# Supplied records

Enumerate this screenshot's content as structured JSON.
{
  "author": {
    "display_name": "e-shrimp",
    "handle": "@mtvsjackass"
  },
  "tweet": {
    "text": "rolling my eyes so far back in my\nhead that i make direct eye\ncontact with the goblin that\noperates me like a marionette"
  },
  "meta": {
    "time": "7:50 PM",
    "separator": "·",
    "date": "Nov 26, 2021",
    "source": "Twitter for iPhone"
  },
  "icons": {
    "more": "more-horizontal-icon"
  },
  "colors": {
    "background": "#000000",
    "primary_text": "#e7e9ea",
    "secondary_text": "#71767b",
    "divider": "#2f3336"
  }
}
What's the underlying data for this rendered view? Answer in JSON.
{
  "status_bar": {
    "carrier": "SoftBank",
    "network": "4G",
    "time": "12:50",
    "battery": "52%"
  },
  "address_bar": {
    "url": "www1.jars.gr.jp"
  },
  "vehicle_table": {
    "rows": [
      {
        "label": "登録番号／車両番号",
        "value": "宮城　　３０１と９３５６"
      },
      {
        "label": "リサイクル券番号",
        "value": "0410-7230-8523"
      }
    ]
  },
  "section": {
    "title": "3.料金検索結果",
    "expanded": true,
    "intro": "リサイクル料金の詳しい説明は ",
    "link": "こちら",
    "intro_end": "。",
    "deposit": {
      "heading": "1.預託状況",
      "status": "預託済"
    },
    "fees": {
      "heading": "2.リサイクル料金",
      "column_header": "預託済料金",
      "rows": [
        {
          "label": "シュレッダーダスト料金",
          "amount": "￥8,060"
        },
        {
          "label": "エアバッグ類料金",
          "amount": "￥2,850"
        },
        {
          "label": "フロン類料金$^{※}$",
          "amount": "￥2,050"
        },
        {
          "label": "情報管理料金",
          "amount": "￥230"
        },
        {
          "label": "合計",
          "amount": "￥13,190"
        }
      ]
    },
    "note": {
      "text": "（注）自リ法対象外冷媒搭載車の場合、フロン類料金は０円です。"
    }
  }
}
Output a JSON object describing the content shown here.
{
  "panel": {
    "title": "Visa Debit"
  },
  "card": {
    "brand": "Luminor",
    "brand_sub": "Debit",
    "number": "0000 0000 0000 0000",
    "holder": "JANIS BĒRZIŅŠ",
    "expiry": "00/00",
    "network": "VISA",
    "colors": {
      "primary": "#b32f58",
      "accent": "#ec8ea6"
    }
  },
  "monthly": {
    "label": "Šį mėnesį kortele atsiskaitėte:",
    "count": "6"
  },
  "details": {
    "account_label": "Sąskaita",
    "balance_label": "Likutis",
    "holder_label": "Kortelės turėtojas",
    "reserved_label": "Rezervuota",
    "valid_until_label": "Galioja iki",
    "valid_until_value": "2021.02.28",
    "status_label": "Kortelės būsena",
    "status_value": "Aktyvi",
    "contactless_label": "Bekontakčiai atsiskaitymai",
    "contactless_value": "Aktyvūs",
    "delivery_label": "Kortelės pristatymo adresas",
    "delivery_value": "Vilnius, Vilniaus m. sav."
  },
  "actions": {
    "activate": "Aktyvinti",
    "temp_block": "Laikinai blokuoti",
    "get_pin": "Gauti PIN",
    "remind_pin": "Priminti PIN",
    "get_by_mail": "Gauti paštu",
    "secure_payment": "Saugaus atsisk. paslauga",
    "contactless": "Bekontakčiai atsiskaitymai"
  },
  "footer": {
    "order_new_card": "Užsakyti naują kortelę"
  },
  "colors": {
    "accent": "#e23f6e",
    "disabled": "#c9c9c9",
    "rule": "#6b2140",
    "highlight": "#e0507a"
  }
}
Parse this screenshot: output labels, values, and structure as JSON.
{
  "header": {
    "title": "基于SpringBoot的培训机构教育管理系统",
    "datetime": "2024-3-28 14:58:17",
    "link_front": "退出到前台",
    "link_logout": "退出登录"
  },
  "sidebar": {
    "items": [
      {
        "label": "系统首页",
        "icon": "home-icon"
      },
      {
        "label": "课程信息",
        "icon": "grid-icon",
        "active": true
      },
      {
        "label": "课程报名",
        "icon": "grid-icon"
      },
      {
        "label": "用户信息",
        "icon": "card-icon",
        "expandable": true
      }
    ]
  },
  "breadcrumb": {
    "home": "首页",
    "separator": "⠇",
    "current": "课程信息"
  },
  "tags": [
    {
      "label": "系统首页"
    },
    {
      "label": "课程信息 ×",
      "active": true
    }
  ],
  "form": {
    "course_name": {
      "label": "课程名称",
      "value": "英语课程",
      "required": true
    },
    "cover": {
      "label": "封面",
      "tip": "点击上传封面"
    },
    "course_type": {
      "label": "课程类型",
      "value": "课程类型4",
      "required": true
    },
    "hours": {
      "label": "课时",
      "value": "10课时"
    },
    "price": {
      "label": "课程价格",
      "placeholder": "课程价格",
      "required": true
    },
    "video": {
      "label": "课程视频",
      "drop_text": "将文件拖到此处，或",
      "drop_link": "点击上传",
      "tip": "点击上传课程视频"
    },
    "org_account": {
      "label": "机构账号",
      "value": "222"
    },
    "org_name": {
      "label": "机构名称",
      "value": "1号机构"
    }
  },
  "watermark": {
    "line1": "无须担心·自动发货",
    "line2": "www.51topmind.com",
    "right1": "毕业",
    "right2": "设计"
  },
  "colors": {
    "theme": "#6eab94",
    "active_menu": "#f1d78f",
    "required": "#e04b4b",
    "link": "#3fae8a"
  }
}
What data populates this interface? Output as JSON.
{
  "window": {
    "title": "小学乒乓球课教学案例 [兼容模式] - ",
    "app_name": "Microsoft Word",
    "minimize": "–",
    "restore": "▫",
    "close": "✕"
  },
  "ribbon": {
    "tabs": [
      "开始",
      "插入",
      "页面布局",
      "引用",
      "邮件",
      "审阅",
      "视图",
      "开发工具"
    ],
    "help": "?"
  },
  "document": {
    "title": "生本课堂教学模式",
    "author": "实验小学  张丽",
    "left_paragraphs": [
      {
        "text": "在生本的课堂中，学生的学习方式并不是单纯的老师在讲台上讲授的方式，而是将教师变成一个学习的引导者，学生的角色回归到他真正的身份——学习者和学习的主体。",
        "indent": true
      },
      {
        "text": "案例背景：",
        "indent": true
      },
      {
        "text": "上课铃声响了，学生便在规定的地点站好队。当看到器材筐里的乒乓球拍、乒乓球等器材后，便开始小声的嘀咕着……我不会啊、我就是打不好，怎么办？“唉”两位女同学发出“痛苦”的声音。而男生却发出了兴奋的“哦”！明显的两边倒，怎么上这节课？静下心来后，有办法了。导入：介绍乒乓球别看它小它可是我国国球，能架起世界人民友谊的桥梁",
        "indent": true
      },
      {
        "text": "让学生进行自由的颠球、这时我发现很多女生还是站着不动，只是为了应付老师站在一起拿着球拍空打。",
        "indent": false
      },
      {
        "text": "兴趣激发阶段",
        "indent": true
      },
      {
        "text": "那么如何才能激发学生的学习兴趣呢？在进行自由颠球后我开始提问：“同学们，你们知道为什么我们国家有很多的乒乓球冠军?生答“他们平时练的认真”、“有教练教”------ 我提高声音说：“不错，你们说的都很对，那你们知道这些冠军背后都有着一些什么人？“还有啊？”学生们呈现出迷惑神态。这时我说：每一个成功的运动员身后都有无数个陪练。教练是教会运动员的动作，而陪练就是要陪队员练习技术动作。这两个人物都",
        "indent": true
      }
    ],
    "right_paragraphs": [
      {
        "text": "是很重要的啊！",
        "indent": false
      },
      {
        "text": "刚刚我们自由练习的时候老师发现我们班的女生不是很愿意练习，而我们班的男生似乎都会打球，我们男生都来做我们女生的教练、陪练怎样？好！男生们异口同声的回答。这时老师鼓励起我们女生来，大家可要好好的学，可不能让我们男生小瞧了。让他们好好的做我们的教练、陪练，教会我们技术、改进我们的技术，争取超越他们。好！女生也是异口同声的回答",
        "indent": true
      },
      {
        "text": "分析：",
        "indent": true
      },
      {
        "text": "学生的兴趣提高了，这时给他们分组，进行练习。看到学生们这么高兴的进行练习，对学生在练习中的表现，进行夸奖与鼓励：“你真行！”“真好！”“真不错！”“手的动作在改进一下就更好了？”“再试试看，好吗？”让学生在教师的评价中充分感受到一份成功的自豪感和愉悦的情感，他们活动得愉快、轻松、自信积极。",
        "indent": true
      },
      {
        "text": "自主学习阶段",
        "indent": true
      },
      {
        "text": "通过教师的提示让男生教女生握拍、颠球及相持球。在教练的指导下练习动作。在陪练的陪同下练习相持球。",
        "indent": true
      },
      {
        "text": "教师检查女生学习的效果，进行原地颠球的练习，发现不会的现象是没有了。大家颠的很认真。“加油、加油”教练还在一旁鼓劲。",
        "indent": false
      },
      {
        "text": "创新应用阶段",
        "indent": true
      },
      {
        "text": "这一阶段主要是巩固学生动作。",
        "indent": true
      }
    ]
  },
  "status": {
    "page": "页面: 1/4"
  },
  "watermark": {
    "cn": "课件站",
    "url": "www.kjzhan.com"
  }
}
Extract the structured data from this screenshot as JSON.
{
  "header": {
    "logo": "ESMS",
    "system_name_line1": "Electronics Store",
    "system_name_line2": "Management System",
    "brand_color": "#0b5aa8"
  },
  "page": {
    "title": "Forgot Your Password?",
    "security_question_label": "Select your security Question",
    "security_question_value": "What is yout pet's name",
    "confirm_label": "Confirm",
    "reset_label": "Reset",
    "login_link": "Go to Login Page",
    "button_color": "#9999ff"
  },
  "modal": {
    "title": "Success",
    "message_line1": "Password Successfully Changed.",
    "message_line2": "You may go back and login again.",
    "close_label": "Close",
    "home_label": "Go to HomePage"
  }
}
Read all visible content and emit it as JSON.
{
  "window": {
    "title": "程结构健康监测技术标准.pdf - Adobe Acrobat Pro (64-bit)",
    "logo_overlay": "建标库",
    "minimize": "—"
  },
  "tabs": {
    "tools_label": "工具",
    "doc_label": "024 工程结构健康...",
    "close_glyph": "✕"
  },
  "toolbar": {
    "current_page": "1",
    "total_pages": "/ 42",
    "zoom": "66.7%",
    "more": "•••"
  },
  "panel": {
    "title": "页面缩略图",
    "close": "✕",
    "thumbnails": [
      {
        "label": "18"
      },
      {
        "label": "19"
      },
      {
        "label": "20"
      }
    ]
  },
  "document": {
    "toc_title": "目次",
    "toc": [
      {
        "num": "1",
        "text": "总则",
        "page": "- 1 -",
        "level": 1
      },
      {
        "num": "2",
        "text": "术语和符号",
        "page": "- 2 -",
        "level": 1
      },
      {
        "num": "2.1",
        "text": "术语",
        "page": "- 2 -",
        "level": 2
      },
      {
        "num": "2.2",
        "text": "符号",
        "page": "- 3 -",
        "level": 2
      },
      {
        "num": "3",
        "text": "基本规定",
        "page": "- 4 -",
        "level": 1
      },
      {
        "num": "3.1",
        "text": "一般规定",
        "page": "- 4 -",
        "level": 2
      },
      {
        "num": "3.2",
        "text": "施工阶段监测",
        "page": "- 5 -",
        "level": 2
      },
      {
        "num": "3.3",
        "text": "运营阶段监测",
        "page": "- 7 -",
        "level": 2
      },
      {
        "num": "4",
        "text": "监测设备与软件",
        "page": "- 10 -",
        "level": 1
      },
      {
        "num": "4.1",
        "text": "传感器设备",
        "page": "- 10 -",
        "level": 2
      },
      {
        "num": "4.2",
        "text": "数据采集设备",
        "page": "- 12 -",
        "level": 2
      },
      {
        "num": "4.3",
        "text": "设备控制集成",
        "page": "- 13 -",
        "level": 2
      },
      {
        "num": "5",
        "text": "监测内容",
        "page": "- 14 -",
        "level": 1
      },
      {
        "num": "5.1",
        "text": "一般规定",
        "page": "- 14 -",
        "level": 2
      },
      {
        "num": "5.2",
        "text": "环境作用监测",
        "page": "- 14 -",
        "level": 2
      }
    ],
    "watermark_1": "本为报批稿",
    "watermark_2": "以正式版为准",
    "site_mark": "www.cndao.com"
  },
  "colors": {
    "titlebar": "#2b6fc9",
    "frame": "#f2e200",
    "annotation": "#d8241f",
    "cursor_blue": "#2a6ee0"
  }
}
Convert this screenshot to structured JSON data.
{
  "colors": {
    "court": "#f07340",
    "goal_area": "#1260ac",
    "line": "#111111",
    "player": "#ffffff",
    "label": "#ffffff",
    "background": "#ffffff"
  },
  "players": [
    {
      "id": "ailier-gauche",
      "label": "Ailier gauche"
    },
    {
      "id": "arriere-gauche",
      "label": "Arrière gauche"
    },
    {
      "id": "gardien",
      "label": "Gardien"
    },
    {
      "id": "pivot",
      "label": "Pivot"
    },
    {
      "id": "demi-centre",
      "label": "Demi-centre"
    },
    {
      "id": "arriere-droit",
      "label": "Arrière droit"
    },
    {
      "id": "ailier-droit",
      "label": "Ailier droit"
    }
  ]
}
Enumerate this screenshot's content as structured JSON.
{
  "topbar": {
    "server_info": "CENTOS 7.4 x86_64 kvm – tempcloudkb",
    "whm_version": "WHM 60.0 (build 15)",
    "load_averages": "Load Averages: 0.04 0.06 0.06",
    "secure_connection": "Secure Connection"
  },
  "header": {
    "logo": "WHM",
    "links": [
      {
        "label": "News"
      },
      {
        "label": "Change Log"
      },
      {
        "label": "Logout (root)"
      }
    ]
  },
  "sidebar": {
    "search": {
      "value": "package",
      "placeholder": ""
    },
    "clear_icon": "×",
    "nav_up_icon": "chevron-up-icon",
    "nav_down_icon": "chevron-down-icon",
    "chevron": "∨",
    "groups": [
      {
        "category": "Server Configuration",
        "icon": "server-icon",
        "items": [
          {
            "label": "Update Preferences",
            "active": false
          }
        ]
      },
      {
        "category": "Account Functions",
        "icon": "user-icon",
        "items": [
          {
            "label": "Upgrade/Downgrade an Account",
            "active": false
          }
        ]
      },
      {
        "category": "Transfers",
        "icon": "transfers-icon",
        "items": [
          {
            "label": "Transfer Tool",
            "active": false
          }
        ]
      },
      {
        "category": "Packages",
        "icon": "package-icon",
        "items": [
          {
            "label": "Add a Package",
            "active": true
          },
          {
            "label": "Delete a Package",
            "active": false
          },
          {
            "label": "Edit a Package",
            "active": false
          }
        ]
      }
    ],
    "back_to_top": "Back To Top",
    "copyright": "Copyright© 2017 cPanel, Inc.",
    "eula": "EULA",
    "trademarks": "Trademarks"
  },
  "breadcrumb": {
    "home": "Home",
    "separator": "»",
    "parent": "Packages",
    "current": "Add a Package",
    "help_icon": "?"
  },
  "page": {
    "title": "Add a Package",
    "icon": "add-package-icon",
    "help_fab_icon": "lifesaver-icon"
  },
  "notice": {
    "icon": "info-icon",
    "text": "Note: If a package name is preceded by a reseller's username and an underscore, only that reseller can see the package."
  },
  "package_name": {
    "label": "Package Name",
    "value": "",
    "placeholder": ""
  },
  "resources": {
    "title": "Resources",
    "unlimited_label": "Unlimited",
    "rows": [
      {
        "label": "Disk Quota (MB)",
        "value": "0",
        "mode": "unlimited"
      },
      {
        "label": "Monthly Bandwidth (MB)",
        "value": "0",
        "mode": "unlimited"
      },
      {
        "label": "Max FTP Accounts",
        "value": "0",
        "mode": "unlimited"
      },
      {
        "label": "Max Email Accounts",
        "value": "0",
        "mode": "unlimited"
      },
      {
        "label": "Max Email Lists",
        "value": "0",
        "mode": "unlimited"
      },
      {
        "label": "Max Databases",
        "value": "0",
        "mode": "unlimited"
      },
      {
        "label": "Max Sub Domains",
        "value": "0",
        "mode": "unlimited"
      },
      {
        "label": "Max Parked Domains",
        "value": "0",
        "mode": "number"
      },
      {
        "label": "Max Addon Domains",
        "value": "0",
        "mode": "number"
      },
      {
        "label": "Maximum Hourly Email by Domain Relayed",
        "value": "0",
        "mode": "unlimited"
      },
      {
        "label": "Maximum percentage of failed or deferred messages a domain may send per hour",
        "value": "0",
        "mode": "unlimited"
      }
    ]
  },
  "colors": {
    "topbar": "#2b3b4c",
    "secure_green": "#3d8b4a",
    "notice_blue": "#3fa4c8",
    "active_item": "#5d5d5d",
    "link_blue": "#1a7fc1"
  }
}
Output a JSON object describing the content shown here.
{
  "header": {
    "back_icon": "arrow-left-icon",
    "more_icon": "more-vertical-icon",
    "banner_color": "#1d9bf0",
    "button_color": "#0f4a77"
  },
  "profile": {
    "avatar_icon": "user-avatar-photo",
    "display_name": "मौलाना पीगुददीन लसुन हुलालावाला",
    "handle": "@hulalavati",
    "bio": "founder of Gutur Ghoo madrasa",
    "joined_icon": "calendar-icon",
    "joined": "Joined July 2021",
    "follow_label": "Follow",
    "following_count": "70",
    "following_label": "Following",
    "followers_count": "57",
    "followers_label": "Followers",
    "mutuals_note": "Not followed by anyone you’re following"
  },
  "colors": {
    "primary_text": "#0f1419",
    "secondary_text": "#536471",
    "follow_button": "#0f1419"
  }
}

# Directive
From the records above, pull out every line containing the word "atsiskaitymai".

# Problem solution
    "contactless_label": "Bekontakčiai atsiskaitymai",
    "contactless": "Bekontakčiai atsiskaitymai"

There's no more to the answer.